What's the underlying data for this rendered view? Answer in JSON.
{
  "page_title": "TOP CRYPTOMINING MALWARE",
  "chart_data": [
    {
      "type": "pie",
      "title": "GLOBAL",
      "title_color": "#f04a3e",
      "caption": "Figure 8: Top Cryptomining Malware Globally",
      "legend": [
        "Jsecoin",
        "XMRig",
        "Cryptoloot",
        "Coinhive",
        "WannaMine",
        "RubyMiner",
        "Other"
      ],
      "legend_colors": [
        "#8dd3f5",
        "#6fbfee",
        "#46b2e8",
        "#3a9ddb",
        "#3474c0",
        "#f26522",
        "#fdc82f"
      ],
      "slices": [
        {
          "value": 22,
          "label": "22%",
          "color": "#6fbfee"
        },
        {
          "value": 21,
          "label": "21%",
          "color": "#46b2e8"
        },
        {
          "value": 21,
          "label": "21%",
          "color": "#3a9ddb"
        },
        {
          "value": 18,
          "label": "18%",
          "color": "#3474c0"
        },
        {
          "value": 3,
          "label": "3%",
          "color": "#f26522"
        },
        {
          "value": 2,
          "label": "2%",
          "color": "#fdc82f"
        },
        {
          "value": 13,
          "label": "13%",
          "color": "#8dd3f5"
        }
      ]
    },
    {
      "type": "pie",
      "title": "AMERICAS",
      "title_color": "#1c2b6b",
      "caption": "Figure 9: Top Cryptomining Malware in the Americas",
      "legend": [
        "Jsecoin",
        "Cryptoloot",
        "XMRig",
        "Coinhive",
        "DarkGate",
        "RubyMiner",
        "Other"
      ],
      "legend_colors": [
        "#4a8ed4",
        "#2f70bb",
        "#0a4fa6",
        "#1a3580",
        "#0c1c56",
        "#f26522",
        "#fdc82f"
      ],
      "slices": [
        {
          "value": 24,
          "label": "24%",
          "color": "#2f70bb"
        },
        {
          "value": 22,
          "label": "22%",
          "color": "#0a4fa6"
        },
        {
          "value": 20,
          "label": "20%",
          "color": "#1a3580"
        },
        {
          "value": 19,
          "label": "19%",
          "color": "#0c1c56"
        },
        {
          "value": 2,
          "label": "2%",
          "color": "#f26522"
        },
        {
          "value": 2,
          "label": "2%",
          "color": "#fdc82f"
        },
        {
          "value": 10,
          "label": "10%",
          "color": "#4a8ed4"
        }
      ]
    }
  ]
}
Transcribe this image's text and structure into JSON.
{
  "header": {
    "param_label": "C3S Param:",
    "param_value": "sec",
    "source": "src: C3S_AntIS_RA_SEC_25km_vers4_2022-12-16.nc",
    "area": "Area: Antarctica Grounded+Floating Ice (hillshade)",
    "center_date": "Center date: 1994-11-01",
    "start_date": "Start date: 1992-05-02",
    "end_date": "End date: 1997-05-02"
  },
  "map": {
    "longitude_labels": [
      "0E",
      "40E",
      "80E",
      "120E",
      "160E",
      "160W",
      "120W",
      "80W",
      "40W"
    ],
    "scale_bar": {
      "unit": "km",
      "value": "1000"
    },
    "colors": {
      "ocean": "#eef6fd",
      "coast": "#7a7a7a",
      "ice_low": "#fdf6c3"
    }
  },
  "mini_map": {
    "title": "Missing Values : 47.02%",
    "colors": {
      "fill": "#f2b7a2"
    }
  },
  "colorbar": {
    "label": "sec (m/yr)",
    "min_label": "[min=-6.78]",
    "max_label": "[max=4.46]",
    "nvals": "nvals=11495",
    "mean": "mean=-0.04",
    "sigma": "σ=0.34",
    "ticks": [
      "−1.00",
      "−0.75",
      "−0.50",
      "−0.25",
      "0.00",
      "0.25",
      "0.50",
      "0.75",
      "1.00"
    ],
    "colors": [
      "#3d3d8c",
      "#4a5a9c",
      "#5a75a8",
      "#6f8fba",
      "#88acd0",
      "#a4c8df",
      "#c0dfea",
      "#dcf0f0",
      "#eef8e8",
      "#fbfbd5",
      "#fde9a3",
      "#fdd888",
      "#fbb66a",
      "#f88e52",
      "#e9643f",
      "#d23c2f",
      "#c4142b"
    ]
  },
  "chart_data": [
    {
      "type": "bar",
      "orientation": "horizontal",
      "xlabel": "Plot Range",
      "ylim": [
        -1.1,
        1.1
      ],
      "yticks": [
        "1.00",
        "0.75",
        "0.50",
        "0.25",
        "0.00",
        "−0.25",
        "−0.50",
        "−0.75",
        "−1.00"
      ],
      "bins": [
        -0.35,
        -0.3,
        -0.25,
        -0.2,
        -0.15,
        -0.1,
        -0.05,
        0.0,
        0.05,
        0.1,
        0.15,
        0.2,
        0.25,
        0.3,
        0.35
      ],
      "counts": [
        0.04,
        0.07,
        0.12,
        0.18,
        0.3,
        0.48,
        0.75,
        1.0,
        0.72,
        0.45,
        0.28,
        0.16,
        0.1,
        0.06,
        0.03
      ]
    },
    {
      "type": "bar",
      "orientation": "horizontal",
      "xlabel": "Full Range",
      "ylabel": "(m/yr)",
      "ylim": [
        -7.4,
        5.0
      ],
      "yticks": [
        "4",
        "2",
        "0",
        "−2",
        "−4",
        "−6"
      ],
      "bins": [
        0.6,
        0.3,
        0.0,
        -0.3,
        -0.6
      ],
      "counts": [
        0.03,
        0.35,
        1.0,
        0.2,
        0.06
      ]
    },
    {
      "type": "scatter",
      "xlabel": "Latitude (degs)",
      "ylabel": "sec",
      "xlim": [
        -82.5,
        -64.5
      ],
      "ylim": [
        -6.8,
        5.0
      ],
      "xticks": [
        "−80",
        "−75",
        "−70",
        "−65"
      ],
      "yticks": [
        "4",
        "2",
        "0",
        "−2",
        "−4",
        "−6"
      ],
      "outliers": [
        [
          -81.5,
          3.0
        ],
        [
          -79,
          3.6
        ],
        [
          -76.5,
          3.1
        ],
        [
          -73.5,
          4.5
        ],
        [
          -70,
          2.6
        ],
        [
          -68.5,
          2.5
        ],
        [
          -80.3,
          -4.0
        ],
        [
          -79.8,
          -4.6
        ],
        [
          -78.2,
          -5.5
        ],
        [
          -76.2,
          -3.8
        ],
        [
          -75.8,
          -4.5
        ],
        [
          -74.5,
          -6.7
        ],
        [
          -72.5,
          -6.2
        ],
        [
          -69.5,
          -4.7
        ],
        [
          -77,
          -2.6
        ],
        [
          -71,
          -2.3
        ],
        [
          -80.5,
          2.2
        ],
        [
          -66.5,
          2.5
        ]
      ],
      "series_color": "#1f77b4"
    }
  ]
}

-------

(What the exercise asks):
Please reproduce the entire listing, exactly as shown.

(Written response):
What's the underlying data for this rendered view? Answer in JSON.
{
  "page_title": "TOP CRYPTOMINING MALWARE",
  "chart_data": [
    {
      "type": "pie",
      "title": "GLOBAL",
      "title_color": "#f04a3e",
      "caption": "Figure 8: Top Cryptomining Malware Globally",
      "legend": [
        "Jsecoin",
        "XMRig",
        "Cryptoloot",
        "Coinhive",
        "WannaMine",
        "RubyMiner",
        "Other"
      ],
      "legend_colors": [
        "#8dd3f5",
        "#6fbfee",
        "#46b2e8",
        "#3a9ddb",
        "#3474c0",
        "#f26522",
        "#fdc82f"
      ],
      "slices": [
        {
          "value": 22,
          "label": "22%",
          "color": "#6fbfee"
        },
        {
          "value": 21,
          "label": "21%",
          "color": "#46b2e8"
        },
        {
          "value": 21,
          "label": "21%",
          "color": "#3a9ddb"
        },
        {
          "value": 18,
          "label": "18%",
          "color": "#3474c0"
        },
        {
          "value": 3,
          "label": "3%",
          "color": "#f26522"
        },
        {
          "value": 2,
          "label": "2%",
          "color": "#fdc82f"
        },
        {
          "value": 13,
          "label": "13%",
          "color": "#8dd3f5"
        }
      ]
    },
    {
      "type": "pie",
      "title": "AMERICAS",
      "title_color": "#1c2b6b",
      "caption": "Figure 9: Top Cryptomining Malware in the Americas",
      "legend": [
        "Jsecoin",
        "Cryptoloot",
        "XMRig",
        "Coinhive",
        "DarkGate",
        "RubyMiner",
        "Other"
      ],
      "legend_colors": [
        "#4a8ed4",
        "#2f70bb",
        "#0a4fa6",
        "#1a3580",
        "#0c1c56",
        "#f26522",
        "#fdc82f"
      ],
      "slices": [
        {
          "value": 24,
          "label": "24%",
          "color": "#2f70bb"
        },
        {
          "value": 22,
          "label": "22%",
          "color": "#0a4fa6"
        },
        {
          "value": 20,
          "label": "20%",
          "color": "#1a3580"
        },
        {
          "value": 19,
          "label": "19%",
          "color": "#0c1c56"
        },
        {
          "value": 2,
          "label": "2%",
          "color": "#f26522"
        },
        {
          "value": 2,
          "label": "2%",
          "color": "#fdc82f"
        },
        {
          "value": 10,
          "label": "10%",
          "color": "#4a8ed4"
        }
      ]
    }
  ]
}
Transcribe this image's text and structure into JSON.
{
  "header": {
    "param_label": "C3S Param:",
    "param_value": "sec",
    "source": "src: C3S_AntIS_RA_SEC_25km_vers4_2022-12-16.nc",
    "area": "Area: Antarctica Grounded+Floating Ice (hillshade)",
    "center_date": "Center date: 1994-11-01",
    "start_date": "Start date: 1992-05-02",
    "end_date": "End date: 1997-05-02"
  },
  "map": {
    "longitude_labels": [
      "0E",
      "40E",
      "80E",
      "120E",
      "160E",
      "160W",
      "120W",
      "80W",
      "40W"
    ],
    "scale_bar": {
      "unit": "km",
      "value": "1000"
    },
    "colors": {
      "ocean": "#eef6fd",
      "coast": "#7a7a7a",
      "ice_low": "#fdf6c3"
    }
  },
  "mini_map": {
    "title": "Missing Values : 47.02%",
    "colors": {
      "fill": "#f2b7a2"
    }
  },
  "colorbar": {
    "label": "sec (m/yr)",
    "min_label": "[min=-6.78]",
    "max_label": "[max=4.46]",
    "nvals": "nvals=11495",
    "mean": "mean=-0.04",
    "sigma": "σ=0.34",
    "ticks": [
      "−1.00",
      "−0.75",
      "−0.50",
      "−0.25",
      "0.00",
      "0.25",
      "0.50",
      "0.75",
      "1.00"
    ],
    "colors": [
      "#3d3d8c",
      "#4a5a9c",
      "#5a75a8",
      "#6f8fba",
      "#88acd0",
      "#a4c8df",
      "#c0dfea",
      "#dcf0f0",
      "#eef8e8",
      "#fbfbd5",
      "#fde9a3",
      "#fdd888",
      "#fbb66a",
      "#f88e52",
      "#e9643f",
      "#d23c2f",
      "#c4142b"
    ]
  },
  "chart_data": [
    {
      "type": "bar",
      "orientation": "horizontal",
      "xlabel": "Plot Range",
      "ylim": [
        -1.1,
        1.1
      ],
      "yticks": [
        "1.00",
        "0.75",
        "0.50",
        "0.25",
        "0.00",
        "−0.25",
        "−0.50",
        "−0.75",
        "−1.00"
      ],
      "bins": [
        -0.35,
        -0.3,
        -0.25,
        -0.2,
        -0.15,
        -0.1,
        -0.05,
        0.0,
        0.05,
        0.1,
        0.15,
        0.2,
        0.25,
        0.3,
        0.35
      ],
      "counts": [
        0.04,
        0.07,
        0.12,
        0.18,
        0.3,
        0.48,
        0.75,
        1.0,
        0.72,
        0.45,
        0.28,
        0.16,
        0.1,
        0.06,
        0.03
      ]
    },
    {
      "type": "bar",
      "orientation": "horizontal",
      "xlabel": "Full Range",
      "ylabel": "(m/yr)",
      "ylim": [
        -7.4,
        5.0
      ],
      "yticks": [
        "4",
        "2",
        "0",
        "−2",
        "−4",
        "−6"
      ],
      "bins": [
        0.6,
        0.3,
        0.0,
        -0.3,
        -0.6
      ],
      "counts": [
        0.03,
        0.35,
        1.0,
        0.2,
        0.06
      ]
    },
    {
      "type": "scatter",
      "xlabel": "Latitude (degs)",
      "ylabel": "sec",
      "xlim": [
        -82.5,
        -64.5
      ],
      "ylim": [
        -6.8,
        5.0
      ],
      "xticks": [
        "−80",
        "−75",
        "−70",
        "−65"
      ],
      "yticks": [
        "4",
        "2",
        "0",
        "−2",
        "−4",
        "−6"
      ],
      "outliers": [
        [
          -81.5,
          3.0
        ],
        [
          -79,
          3.6
        ],
        [
          -76.5,
          3.1
        ],
        [
          -73.5,
          4.5
        ],
        [
          -70,
          2.6
        ],
        [
          -68.5,
          2.5
        ],
        [
          -80.3,
          -4.0
        ],
        [
          -79.8,
          -4.6
        ],
        [
          -78.2,
          -5.5
        ],
        [
          -76.2,
          -3.8
        ],
        [
          -75.8,
          -4.5
        ],
        [
          -74.5,
          -6.7
        ],
        [
          -72.5,
          -6.2
        ],
        [
          -69.5,
          -4.7
        ],
        [
          -77,
          -2.6
        ],
        [
          -71,
          -2.3
        ],
        [
          -80.5,
          2.2
        ],
        [
          -66.5,
          2.5
        ]
      ],
      "series_color": "#1f77b4"
    }
  ]
}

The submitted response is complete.